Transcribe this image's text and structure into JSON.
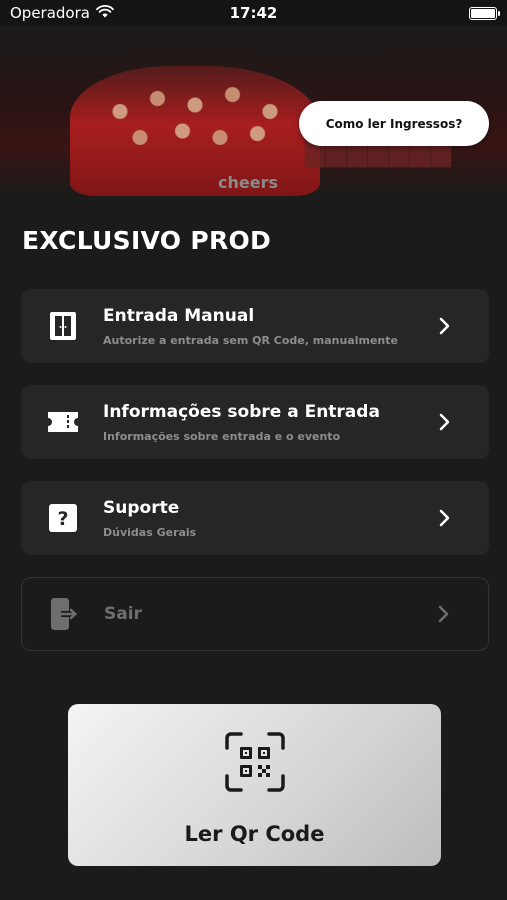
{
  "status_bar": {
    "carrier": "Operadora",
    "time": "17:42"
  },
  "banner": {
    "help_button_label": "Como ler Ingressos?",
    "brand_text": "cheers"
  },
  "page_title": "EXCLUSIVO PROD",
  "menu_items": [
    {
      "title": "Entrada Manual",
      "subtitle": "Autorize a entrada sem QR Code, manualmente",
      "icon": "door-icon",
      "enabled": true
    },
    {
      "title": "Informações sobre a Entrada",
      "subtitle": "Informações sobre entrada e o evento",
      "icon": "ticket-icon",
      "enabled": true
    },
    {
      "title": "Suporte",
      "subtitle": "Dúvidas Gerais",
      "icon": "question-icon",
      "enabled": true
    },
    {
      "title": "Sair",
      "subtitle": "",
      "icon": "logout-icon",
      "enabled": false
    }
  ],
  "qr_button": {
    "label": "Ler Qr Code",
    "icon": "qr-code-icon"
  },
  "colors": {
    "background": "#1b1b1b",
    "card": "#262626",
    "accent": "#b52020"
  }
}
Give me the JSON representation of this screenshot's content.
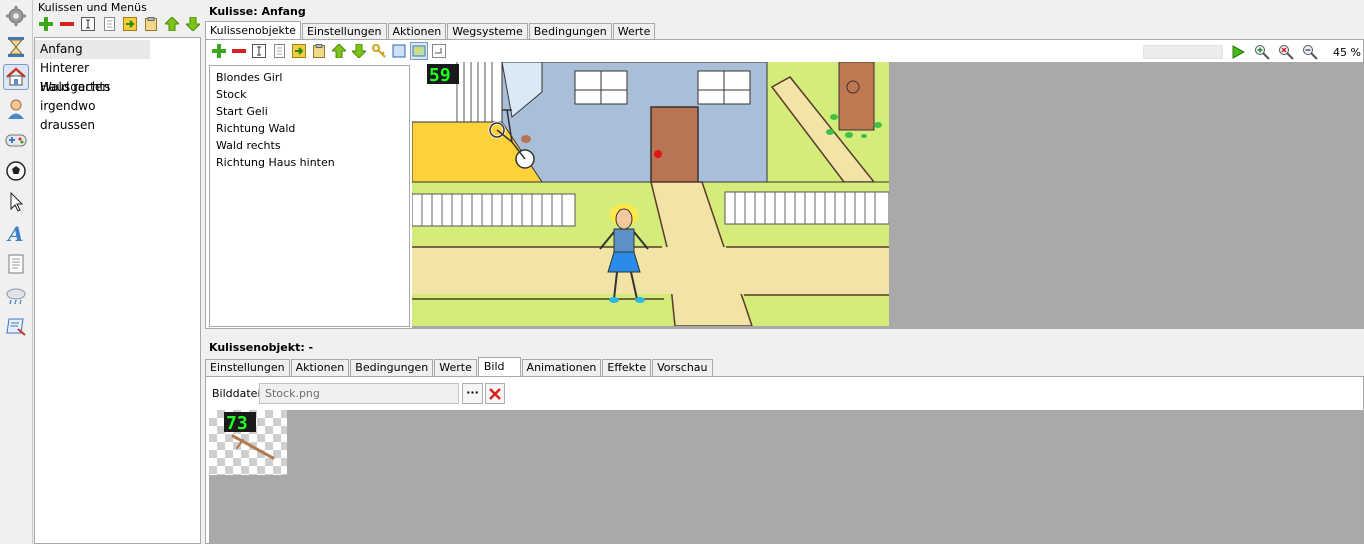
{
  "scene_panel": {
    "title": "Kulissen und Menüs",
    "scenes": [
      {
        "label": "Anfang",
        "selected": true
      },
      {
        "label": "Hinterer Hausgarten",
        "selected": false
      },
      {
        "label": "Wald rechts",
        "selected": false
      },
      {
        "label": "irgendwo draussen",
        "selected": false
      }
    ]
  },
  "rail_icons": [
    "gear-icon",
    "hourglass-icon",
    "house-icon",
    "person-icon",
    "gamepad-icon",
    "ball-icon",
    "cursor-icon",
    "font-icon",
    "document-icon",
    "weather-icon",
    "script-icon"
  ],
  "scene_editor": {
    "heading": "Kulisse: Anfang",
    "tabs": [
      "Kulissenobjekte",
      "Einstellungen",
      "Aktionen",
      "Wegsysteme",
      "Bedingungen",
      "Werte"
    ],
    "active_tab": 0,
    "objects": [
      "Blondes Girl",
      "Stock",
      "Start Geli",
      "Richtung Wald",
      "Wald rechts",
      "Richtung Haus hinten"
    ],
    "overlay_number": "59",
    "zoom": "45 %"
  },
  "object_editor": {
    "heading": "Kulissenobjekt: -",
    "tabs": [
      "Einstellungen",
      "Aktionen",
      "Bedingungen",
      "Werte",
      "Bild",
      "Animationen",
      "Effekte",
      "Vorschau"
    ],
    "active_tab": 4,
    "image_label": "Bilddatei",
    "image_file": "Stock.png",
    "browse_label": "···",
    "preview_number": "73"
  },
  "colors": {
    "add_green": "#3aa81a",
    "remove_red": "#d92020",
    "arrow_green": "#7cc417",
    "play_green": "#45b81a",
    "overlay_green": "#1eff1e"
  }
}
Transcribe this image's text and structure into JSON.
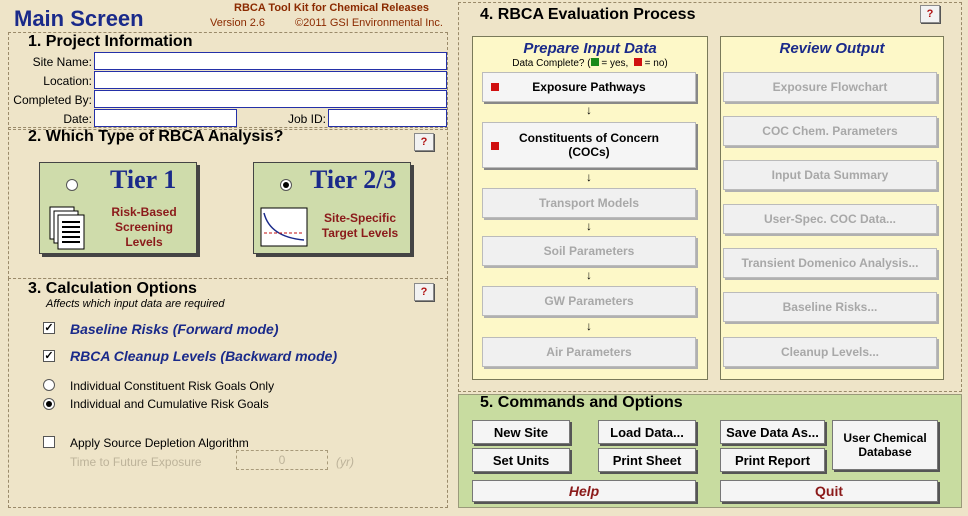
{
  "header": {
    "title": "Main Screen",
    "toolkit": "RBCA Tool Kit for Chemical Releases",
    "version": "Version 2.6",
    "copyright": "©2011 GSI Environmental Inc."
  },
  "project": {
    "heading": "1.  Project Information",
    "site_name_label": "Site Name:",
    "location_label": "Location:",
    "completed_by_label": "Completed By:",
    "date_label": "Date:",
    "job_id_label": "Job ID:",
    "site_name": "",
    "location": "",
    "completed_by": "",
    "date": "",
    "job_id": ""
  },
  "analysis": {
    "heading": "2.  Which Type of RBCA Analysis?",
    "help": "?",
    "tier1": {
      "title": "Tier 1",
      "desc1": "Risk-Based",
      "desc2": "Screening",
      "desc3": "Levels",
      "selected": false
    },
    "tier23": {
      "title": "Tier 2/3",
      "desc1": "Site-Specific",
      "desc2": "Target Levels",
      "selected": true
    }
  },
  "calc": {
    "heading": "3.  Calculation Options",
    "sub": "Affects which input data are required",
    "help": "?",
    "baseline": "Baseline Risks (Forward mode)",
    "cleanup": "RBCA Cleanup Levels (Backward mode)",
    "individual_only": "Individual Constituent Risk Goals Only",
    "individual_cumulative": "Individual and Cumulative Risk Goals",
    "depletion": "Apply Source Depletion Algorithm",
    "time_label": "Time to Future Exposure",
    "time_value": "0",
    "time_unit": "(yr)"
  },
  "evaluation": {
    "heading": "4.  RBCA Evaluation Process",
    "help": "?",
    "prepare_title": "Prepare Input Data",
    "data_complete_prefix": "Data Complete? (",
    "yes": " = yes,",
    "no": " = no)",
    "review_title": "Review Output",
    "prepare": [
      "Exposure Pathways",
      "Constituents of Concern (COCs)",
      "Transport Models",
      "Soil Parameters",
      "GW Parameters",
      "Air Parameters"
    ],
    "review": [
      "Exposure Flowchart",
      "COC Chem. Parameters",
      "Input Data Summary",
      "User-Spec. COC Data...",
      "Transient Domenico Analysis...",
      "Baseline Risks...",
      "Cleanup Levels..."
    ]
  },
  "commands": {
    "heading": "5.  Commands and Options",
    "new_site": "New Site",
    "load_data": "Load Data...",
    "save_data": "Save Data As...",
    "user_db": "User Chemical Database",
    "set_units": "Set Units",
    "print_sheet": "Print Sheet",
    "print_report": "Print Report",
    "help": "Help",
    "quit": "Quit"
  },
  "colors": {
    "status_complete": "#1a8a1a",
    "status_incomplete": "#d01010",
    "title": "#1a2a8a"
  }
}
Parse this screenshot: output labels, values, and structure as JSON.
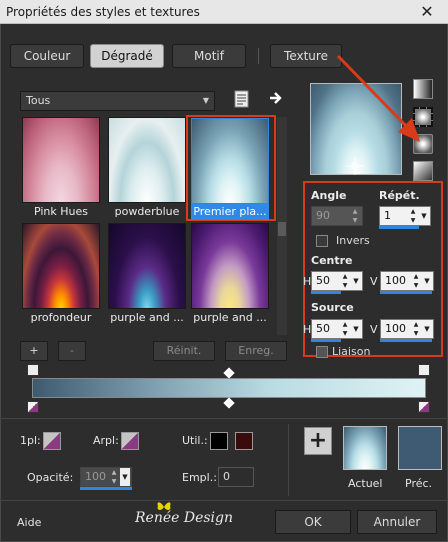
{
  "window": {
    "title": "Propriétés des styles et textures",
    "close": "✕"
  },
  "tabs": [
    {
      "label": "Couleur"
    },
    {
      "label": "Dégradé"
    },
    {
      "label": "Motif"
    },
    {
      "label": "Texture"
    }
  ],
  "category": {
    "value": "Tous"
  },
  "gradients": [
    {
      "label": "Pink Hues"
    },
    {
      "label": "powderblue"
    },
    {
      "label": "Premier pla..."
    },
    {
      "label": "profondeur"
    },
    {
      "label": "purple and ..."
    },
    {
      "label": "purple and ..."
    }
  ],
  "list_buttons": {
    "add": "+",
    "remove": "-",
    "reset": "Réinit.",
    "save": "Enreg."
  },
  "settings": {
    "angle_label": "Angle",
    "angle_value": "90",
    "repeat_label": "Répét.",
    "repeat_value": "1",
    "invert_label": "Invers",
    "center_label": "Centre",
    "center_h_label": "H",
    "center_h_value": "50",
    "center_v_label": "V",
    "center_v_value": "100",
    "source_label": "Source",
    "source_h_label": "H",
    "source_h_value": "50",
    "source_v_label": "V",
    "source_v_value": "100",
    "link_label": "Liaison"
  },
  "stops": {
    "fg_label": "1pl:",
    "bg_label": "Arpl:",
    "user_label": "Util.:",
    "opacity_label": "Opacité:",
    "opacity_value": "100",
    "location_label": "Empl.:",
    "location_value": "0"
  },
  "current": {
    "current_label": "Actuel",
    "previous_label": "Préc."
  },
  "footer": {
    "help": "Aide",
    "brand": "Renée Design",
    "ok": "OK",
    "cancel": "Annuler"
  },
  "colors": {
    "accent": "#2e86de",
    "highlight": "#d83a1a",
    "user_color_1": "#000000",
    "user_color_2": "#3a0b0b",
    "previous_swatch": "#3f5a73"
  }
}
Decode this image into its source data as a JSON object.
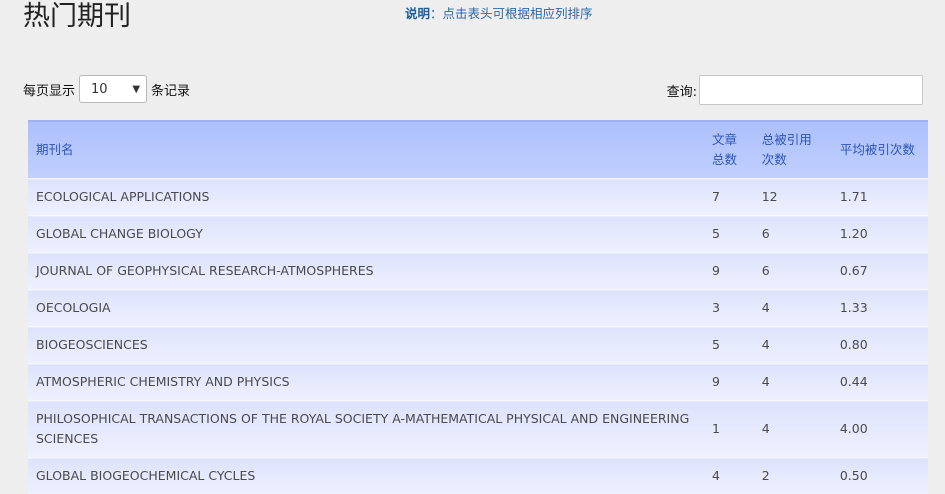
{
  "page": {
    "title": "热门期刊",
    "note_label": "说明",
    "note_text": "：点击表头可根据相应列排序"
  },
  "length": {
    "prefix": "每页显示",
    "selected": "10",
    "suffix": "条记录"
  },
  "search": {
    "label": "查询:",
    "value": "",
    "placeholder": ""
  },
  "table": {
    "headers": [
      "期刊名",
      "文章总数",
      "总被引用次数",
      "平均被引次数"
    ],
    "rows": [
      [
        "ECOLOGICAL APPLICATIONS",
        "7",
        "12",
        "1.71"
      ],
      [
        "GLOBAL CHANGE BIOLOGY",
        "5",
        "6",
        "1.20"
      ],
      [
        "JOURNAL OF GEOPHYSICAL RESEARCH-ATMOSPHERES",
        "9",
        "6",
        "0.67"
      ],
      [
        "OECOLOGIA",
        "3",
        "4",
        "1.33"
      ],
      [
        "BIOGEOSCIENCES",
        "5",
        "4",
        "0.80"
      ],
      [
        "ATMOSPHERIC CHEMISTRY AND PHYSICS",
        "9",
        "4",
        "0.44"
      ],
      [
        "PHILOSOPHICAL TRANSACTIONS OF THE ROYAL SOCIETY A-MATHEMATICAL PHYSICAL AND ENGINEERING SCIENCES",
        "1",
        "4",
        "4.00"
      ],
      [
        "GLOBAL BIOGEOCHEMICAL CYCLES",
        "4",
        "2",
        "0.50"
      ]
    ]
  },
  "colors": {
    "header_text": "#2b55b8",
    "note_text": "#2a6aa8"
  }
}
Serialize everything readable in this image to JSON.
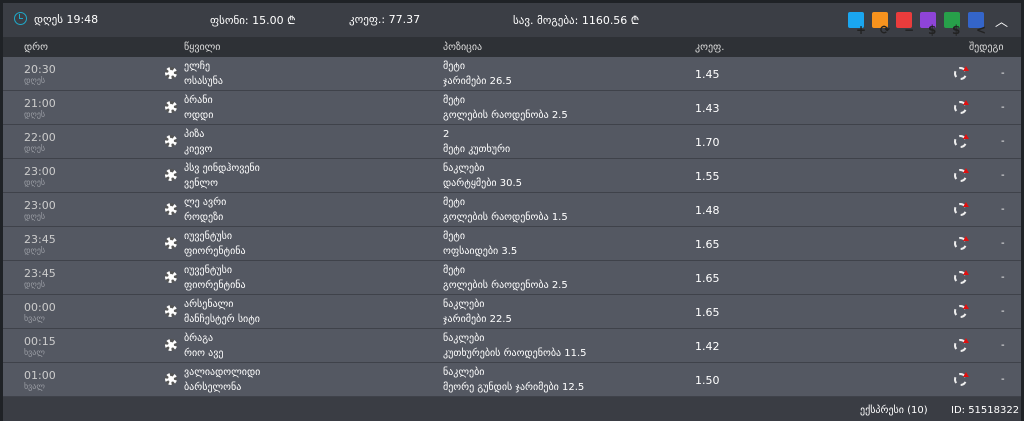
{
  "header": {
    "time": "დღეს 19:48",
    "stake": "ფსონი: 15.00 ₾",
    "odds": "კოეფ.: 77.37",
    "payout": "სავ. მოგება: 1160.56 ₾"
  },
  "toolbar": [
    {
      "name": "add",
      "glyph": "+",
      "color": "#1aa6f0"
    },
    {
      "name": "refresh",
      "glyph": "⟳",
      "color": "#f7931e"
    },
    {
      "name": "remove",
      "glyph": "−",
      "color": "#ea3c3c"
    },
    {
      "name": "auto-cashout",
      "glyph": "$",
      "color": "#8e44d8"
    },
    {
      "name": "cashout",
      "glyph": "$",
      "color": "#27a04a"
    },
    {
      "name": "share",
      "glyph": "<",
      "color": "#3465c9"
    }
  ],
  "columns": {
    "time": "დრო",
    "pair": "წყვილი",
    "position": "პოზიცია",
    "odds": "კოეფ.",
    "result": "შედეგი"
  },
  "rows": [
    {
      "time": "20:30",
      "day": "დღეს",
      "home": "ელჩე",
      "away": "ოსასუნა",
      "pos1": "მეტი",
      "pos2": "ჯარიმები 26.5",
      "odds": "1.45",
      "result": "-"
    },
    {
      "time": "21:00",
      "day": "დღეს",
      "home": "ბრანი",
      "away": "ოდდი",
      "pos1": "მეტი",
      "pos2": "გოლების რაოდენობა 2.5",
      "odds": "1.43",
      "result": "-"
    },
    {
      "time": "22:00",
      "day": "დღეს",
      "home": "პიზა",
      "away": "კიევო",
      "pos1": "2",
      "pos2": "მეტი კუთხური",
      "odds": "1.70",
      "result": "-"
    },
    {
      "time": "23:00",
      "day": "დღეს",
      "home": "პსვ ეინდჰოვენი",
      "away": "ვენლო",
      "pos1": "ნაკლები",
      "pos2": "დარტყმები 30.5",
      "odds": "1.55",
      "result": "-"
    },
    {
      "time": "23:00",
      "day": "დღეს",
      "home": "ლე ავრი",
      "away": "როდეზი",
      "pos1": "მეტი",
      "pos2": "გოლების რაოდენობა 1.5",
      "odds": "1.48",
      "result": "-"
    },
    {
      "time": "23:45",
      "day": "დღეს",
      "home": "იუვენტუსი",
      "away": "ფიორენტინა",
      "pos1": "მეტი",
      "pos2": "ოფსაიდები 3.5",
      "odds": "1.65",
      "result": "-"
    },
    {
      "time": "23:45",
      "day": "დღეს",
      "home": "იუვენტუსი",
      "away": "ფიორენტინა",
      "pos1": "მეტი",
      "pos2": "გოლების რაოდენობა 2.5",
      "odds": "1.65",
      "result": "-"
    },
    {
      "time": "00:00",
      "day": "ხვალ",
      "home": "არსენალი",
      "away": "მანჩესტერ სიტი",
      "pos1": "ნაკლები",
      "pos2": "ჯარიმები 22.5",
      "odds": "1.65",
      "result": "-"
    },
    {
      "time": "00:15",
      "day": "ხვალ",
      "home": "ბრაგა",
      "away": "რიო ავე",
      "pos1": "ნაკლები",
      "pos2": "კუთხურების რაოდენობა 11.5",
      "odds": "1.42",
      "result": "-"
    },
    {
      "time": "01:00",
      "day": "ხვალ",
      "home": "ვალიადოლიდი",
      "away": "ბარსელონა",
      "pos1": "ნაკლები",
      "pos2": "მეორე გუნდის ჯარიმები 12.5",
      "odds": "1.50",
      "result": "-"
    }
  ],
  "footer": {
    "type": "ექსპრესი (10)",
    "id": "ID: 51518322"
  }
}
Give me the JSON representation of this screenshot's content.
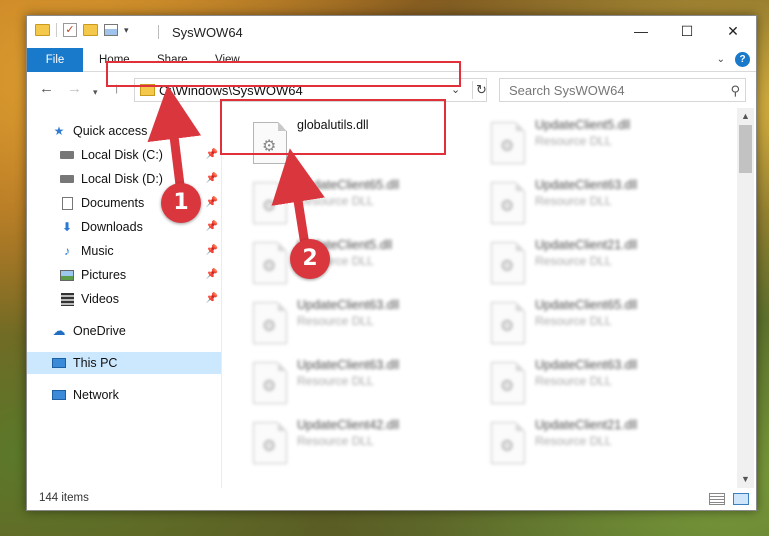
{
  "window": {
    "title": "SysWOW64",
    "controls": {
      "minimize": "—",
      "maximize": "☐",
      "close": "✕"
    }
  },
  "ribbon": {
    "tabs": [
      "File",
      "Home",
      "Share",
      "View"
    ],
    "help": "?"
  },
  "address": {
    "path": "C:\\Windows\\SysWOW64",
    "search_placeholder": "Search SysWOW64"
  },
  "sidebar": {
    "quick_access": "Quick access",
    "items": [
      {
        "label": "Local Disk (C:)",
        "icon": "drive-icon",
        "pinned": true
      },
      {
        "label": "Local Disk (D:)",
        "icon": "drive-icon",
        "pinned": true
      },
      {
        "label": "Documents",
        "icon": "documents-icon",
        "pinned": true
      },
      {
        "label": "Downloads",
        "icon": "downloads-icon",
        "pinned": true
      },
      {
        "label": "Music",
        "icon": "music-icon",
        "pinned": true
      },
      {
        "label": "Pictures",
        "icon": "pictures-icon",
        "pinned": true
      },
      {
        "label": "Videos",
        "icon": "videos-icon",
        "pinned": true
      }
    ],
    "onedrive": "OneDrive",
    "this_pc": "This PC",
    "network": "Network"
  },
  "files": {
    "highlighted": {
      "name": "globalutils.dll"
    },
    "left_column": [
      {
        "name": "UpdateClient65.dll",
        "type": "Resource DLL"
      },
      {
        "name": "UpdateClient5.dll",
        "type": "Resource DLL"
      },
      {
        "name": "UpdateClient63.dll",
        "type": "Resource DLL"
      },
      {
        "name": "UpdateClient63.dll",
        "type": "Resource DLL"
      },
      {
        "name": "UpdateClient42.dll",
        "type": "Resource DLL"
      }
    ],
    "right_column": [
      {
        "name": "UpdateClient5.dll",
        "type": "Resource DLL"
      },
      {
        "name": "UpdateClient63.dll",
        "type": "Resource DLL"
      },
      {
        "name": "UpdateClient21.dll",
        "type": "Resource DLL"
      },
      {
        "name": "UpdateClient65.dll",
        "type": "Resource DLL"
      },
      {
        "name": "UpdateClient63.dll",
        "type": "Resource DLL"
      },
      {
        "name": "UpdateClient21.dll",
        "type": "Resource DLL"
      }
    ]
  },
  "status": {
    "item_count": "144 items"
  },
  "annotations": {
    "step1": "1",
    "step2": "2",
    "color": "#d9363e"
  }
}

Exercise details:
Each line that holds the word "Richtung" is to be copied.

Written answer:
      "Richtung Wald",
      "Richtung Haus hinten"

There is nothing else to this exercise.